Task objective:
Write every record out again exactly, and keep images out of it.

Records shown:

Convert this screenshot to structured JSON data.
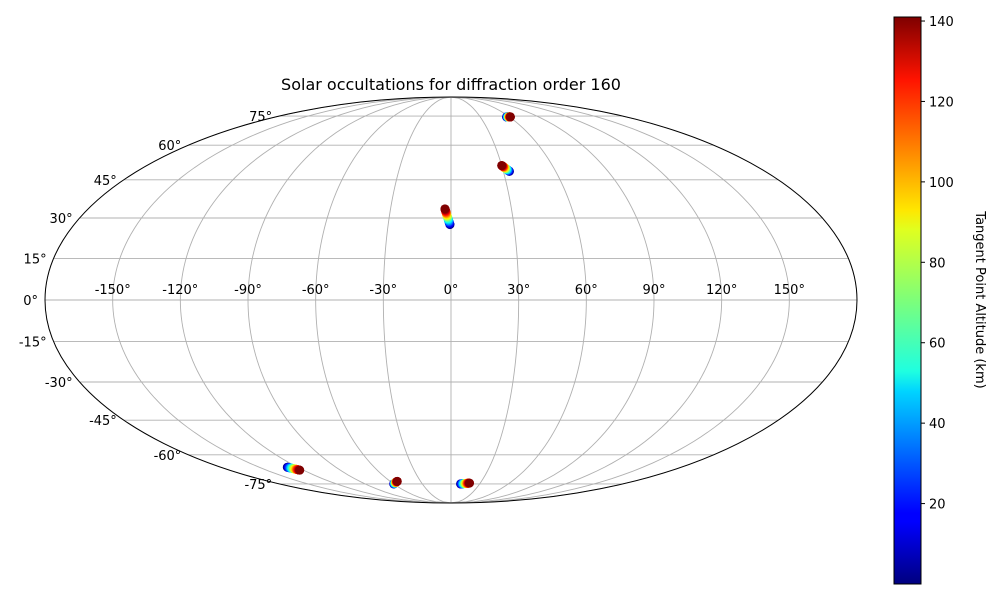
{
  "chart_data": {
    "type": "scatter",
    "projection": "mollweide",
    "title": "Solar occultations for diffraction order 160",
    "lon_ticks": [
      -150,
      -120,
      -90,
      -60,
      -30,
      0,
      30,
      60,
      90,
      120,
      150
    ],
    "lat_ticks": [
      -75,
      -60,
      -45,
      -30,
      -15,
      0,
      15,
      30,
      45,
      60,
      75
    ],
    "tick_suffix": "°",
    "grid": true,
    "colorbar": {
      "label": "Tangent Point Altitude (km)",
      "colormap": "jet",
      "range": [
        0,
        141
      ],
      "ticks": [
        20,
        40,
        60,
        80,
        100,
        120,
        140
      ]
    },
    "series": [
      {
        "lon_start": 57,
        "lat_start": 74.5,
        "lon_end": 61,
        "lat_end": 74.5,
        "alt_start": 0,
        "alt_end": 141
      },
      {
        "lon_start": 33.5,
        "lat_start": 48.5,
        "lon_end": 30,
        "lat_end": 51,
        "alt_start": 0,
        "alt_end": 141
      },
      {
        "lon_start": -0.5,
        "lat_start": 27.5,
        "lon_end": -3,
        "lat_end": 33.5,
        "alt_start": 0,
        "alt_end": 141
      },
      {
        "lon_start": -128,
        "lat_start": -66,
        "lon_end": -123,
        "lat_end": -67.5,
        "alt_start": 0,
        "alt_end": 141
      },
      {
        "lon_start": -60,
        "lat_start": -75,
        "lon_end": -53,
        "lat_end": -73.5,
        "alt_start": 0,
        "alt_end": 141
      },
      {
        "lon_start": 10,
        "lat_start": -75,
        "lon_end": 19,
        "lat_end": -74.5,
        "alt_start": 0,
        "alt_end": 141
      }
    ]
  }
}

Result for this exercise:
Convert this screenshot to structured JSON data.
{
  "chart_data": {
    "type": "scatter",
    "projection": "mollweide",
    "title": "Solar occultations for diffraction order 160",
    "lon_ticks": [
      -150,
      -120,
      -90,
      -60,
      -30,
      0,
      30,
      60,
      90,
      120,
      150
    ],
    "lat_ticks": [
      -75,
      -60,
      -45,
      -30,
      -15,
      0,
      15,
      30,
      45,
      60,
      75
    ],
    "tick_suffix": "°",
    "grid": true,
    "colorbar": {
      "label": "Tangent Point Altitude (km)",
      "colormap": "jet",
      "range": [
        0,
        141
      ],
      "ticks": [
        20,
        40,
        60,
        80,
        100,
        120,
        140
      ]
    },
    "series": [
      {
        "lon_start": 57,
        "lat_start": 74.5,
        "lon_end": 61,
        "lat_end": 74.5,
        "alt_start": 0,
        "alt_end": 141
      },
      {
        "lon_start": 33.5,
        "lat_start": 48.5,
        "lon_end": 30,
        "lat_end": 51,
        "alt_start": 0,
        "alt_end": 141
      },
      {
        "lon_start": -0.5,
        "lat_start": 27.5,
        "lon_end": -3,
        "lat_end": 33.5,
        "alt_start": 0,
        "alt_end": 141
      },
      {
        "lon_start": -128,
        "lat_start": -66,
        "lon_end": -123,
        "lat_end": -67.5,
        "alt_start": 0,
        "alt_end": 141
      },
      {
        "lon_start": -60,
        "lat_start": -75,
        "lon_end": -53,
        "lat_end": -73.5,
        "alt_start": 0,
        "alt_end": 141
      },
      {
        "lon_start": 10,
        "lat_start": -75,
        "lon_end": 19,
        "lat_end": -74.5,
        "alt_start": 0,
        "alt_end": 141
      }
    ]
  }
}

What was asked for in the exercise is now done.